-- Start --

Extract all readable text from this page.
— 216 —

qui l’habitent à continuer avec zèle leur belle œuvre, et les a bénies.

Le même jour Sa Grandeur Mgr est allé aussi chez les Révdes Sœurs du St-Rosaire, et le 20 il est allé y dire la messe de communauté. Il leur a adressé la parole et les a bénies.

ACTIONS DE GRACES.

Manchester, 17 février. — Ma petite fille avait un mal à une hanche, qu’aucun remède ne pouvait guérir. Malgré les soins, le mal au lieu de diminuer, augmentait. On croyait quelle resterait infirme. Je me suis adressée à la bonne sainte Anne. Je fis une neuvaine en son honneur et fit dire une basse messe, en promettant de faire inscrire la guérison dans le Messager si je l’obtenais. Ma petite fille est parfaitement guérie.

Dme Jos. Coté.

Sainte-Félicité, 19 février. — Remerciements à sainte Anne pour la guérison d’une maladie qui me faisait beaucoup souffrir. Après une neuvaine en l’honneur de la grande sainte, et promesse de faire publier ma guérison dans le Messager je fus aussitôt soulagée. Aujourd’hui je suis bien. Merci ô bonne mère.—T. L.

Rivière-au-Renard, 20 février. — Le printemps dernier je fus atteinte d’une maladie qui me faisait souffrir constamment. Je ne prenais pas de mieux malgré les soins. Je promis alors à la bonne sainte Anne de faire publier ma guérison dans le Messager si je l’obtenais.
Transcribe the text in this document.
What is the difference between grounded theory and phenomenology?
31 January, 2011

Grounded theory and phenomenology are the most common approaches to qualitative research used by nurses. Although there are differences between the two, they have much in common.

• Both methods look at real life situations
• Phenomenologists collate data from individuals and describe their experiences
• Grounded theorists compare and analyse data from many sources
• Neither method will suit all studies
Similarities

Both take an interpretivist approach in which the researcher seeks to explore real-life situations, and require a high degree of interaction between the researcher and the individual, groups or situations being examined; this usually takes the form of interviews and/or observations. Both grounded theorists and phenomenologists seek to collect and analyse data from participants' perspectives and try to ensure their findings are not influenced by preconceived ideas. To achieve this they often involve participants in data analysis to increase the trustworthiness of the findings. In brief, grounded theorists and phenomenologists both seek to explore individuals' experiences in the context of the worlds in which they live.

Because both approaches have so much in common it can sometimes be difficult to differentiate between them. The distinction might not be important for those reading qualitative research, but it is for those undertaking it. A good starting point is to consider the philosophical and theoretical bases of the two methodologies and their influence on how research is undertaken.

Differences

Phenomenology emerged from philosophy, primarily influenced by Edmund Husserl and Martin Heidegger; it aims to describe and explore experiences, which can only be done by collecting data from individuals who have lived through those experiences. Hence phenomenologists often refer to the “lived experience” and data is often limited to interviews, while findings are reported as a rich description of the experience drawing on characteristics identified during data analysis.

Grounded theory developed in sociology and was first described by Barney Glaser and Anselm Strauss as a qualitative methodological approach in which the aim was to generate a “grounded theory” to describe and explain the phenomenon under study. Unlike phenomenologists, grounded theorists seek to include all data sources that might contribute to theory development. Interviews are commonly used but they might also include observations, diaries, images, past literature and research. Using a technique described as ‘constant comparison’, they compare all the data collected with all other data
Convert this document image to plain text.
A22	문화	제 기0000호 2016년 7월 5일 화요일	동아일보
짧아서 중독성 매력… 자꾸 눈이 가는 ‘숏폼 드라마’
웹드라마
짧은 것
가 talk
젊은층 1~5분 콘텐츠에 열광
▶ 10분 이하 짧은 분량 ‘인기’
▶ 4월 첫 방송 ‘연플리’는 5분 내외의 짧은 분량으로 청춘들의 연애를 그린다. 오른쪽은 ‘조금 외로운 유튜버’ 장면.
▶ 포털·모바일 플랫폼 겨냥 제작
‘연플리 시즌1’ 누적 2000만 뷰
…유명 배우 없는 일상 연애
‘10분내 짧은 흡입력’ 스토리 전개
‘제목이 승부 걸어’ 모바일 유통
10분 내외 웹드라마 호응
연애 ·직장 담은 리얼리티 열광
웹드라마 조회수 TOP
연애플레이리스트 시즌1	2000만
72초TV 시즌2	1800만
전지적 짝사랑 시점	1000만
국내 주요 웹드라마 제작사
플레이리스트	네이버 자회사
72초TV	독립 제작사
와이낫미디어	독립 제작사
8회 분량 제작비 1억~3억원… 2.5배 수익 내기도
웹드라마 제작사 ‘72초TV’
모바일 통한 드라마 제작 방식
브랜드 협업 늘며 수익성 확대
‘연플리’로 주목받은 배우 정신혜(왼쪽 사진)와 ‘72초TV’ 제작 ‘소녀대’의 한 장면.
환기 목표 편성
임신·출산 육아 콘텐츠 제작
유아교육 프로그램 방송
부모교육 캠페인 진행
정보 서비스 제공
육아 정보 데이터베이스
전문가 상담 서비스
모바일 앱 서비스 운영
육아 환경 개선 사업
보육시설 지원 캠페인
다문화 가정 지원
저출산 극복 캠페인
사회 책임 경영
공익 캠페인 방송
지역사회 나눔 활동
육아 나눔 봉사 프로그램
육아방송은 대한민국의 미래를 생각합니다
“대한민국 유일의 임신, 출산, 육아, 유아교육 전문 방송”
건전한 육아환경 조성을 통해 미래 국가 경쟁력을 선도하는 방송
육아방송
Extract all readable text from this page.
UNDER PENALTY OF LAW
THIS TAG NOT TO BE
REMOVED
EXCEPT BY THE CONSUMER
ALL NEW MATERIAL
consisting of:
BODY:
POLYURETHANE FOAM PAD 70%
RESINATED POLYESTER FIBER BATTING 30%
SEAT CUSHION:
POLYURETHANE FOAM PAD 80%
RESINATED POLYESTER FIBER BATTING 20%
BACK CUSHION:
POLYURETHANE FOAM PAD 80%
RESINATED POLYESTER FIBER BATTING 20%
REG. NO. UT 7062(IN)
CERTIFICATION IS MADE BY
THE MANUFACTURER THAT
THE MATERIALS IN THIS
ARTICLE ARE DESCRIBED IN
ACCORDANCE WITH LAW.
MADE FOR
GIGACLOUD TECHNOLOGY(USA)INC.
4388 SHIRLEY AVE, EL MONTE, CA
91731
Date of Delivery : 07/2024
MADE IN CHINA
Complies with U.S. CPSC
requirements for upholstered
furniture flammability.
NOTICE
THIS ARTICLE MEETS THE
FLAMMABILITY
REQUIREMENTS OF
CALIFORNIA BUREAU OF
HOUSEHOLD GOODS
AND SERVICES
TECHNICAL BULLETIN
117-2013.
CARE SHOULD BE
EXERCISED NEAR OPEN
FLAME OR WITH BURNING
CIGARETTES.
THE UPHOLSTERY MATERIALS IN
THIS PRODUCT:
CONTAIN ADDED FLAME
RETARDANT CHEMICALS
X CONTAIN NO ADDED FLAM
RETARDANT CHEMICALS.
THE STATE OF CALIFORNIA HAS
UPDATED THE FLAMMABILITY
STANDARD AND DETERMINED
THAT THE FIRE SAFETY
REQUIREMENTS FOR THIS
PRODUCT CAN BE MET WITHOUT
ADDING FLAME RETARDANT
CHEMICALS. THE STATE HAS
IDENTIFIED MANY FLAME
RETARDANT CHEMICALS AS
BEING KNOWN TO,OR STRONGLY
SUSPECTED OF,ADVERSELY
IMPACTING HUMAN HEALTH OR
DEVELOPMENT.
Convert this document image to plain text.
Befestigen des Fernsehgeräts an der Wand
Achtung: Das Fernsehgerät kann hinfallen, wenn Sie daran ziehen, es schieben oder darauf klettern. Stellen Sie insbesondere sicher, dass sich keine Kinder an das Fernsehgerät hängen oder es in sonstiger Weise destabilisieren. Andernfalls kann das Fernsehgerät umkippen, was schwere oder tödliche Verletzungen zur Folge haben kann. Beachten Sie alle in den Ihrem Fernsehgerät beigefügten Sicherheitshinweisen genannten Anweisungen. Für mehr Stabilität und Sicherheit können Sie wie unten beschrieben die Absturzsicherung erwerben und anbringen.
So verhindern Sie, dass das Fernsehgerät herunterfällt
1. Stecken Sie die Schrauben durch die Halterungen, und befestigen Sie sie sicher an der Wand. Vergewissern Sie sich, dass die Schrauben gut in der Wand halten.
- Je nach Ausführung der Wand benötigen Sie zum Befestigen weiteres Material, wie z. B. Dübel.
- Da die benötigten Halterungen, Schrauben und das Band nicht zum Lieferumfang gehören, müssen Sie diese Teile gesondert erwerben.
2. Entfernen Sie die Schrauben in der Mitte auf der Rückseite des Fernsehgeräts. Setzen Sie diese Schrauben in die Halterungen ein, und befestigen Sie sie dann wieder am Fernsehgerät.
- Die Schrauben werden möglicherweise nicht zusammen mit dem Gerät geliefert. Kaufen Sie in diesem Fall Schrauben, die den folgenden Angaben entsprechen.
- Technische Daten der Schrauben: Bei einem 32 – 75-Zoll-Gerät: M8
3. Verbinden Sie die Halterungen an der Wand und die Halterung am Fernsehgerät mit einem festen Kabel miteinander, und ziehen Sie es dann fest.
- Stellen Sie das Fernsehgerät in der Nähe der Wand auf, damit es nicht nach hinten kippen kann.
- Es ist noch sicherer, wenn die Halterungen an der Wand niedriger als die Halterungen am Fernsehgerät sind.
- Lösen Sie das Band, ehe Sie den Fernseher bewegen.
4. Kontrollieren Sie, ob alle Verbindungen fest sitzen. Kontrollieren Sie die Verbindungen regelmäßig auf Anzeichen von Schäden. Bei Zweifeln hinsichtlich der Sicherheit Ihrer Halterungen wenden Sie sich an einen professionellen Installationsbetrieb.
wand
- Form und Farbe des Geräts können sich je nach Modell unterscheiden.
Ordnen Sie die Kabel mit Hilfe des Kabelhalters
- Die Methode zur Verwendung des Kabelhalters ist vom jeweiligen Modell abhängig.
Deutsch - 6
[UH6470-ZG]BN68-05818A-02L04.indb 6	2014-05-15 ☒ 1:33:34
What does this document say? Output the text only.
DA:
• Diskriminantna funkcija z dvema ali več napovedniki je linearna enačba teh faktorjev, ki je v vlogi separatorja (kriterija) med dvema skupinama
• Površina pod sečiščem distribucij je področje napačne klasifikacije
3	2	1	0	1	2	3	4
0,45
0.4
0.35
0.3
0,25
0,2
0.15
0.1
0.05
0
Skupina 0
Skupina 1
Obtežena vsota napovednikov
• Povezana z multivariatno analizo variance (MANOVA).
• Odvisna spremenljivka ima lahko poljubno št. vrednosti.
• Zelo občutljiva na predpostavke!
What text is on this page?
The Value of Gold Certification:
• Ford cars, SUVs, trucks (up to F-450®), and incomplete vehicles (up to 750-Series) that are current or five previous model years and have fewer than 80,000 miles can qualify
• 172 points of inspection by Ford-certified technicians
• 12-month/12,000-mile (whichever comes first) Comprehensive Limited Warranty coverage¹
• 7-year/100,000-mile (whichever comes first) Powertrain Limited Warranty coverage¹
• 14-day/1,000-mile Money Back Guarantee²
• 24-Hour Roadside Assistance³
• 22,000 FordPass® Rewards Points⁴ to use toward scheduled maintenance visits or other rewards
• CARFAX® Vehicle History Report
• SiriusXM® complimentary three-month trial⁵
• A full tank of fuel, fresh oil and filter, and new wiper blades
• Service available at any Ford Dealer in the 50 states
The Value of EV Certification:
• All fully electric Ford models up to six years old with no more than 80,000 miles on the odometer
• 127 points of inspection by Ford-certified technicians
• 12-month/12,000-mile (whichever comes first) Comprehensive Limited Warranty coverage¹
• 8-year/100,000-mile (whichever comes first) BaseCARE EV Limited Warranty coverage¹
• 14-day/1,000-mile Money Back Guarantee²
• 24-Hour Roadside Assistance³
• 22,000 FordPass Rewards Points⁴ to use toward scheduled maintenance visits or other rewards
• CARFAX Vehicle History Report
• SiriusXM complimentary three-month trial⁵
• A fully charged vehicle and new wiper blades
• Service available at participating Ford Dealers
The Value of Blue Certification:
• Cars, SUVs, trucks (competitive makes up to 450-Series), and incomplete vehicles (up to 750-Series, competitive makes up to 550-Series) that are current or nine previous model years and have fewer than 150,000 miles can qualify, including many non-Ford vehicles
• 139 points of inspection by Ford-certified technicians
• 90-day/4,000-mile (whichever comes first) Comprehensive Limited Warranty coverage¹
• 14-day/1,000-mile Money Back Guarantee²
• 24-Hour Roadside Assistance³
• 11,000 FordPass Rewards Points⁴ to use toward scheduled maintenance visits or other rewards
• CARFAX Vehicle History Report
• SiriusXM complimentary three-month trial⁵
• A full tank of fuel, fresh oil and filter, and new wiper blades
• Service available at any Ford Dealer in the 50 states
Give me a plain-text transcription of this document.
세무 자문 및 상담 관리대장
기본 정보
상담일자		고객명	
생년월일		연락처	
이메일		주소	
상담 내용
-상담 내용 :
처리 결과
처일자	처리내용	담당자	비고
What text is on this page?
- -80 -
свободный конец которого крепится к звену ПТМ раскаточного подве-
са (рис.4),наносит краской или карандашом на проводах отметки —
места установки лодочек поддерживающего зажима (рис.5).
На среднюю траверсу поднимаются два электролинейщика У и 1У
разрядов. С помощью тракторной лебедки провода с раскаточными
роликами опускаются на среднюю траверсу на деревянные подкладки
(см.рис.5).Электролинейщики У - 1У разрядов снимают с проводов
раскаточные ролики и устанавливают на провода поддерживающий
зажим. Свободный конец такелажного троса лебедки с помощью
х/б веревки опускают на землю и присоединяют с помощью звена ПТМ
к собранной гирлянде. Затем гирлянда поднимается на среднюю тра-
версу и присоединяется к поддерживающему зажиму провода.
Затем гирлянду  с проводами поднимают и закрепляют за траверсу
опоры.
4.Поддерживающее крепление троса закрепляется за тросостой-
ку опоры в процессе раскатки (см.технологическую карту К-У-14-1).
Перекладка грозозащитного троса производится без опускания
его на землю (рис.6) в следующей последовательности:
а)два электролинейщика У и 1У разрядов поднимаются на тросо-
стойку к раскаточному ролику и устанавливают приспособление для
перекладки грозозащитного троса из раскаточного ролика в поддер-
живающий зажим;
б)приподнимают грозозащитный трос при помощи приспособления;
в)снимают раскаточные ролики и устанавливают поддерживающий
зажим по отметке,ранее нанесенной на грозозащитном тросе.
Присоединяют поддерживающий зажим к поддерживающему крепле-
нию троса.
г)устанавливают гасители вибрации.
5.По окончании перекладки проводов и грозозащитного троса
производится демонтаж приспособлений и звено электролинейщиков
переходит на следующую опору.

-- End --

Reply with nothing but the number of lines that contain the word "траверсу".

3